» WHAT IS NEEDED
Copy out the complete listing, word for word.
· · ·
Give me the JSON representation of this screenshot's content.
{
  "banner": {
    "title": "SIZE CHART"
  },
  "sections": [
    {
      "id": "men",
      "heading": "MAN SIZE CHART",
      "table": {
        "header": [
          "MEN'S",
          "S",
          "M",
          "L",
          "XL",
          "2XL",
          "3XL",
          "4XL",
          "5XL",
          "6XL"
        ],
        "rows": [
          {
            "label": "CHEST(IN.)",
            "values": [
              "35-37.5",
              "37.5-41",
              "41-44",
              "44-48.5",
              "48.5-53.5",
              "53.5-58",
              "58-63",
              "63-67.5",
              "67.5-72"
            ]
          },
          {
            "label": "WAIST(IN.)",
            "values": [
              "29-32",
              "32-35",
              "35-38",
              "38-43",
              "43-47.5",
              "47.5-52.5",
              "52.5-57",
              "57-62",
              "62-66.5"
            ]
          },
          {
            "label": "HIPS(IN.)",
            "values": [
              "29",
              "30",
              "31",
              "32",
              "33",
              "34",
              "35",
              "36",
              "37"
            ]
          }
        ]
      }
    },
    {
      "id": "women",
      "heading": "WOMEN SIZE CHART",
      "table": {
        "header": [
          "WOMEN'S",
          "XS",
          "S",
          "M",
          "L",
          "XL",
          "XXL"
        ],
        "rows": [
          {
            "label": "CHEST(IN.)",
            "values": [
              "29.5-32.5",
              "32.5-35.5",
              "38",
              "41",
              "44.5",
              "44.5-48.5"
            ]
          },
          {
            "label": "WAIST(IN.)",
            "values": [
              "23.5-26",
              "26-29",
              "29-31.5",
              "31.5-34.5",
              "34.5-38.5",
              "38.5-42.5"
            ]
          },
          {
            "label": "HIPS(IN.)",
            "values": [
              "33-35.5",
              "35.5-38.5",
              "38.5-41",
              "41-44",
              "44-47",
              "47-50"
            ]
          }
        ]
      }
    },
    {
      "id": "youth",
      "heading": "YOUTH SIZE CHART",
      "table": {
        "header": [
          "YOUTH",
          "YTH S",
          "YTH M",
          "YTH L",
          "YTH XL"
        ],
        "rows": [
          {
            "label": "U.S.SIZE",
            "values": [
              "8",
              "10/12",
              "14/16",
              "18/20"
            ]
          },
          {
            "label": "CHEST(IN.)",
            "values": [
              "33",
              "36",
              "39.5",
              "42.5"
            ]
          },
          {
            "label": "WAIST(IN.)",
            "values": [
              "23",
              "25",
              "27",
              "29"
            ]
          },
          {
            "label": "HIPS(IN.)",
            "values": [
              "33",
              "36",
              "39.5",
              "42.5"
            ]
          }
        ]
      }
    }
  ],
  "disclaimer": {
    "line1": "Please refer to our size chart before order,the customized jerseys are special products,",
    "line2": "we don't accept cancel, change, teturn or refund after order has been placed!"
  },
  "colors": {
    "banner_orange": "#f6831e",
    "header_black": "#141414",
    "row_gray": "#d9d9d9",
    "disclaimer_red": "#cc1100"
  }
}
· · ·
» OUTPUT BELOW
Give me the JSON representation of this screenshot's content.
{
  "banner": {
    "title": "SIZE CHART"
  },
  "sections": [
    {
      "id": "men",
      "heading": "MAN SIZE CHART",
      "table": {
        "header": [
          "MEN'S",
          "S",
          "M",
          "L",
          "XL",
          "2XL",
          "3XL",
          "4XL",
          "5XL",
          "6XL"
        ],
        "rows": [
          {
            "label": "CHEST(IN.)",
            "values": [
              "35-37.5",
              "37.5-41",
              "41-44",
              "44-48.5",
              "48.5-53.5",
              "53.5-58",
              "58-63",
              "63-67.5",
              "67.5-72"
            ]
          },
          {
            "label": "WAIST(IN.)",
            "values": [
              "29-32",
              "32-35",
              "35-38",
              "38-43",
              "43-47.5",
              "47.5-52.5",
              "52.5-57",
              "57-62",
              "62-66.5"
            ]
          },
          {
            "label": "HIPS(IN.)",
            "values": [
              "29",
              "30",
              "31",
              "32",
              "33",
              "34",
              "35",
              "36",
              "37"
            ]
          }
        ]
      }
    },
    {
      "id": "women",
      "heading": "WOMEN SIZE CHART",
      "table": {
        "header": [
          "WOMEN'S",
          "XS",
          "S",
          "M",
          "L",
          "XL",
          "XXL"
        ],
        "rows": [
          {
            "label": "CHEST(IN.)",
            "values": [
              "29.5-32.5",
              "32.5-35.5",
              "38",
              "41",
              "44.5",
              "44.5-48.5"
            ]
          },
          {
            "label": "WAIST(IN.)",
            "values": [
              "23.5-26",
              "26-29",
              "29-31.5",
              "31.5-34.5",
              "34.5-38.5",
              "38.5-42.5"
            ]
          },
          {
            "label": "HIPS(IN.)",
            "values": [
              "33-35.5",
              "35.5-38.5",
              "38.5-41",
              "41-44",
              "44-47",
              "47-50"
            ]
          }
        ]
      }
    },
    {
      "id": "youth",
      "heading": "YOUTH SIZE CHART",
      "table": {
        "header": [
          "YOUTH",
          "YTH S",
          "YTH M",
          "YTH L",
          "YTH XL"
        ],
        "rows": [
          {
            "label": "U.S.SIZE",
            "values": [
              "8",
              "10/12",
              "14/16",
              "18/20"
            ]
          },
          {
            "label": "CHEST(IN.)",
            "values": [
              "33",
              "36",
              "39.5",
              "42.5"
            ]
          },
          {
            "label": "WAIST(IN.)",
            "values": [
              "23",
              "25",
              "27",
              "29"
            ]
          },
          {
            "label": "HIPS(IN.)",
            "values": [
              "33",
              "36",
              "39.5",
              "42.5"
            ]
          }
        ]
      }
    }
  ],
  "disclaimer": {
    "line1": "Please refer to our size chart before order,the customized jerseys are special products,",
    "line2": "we don't accept cancel, change, teturn or refund after order has been placed!"
  },
  "colors": {
    "banner_orange": "#f6831e",
    "header_black": "#141414",
    "row_gray": "#d9d9d9",
    "disclaimer_red": "#cc1100"
  }
}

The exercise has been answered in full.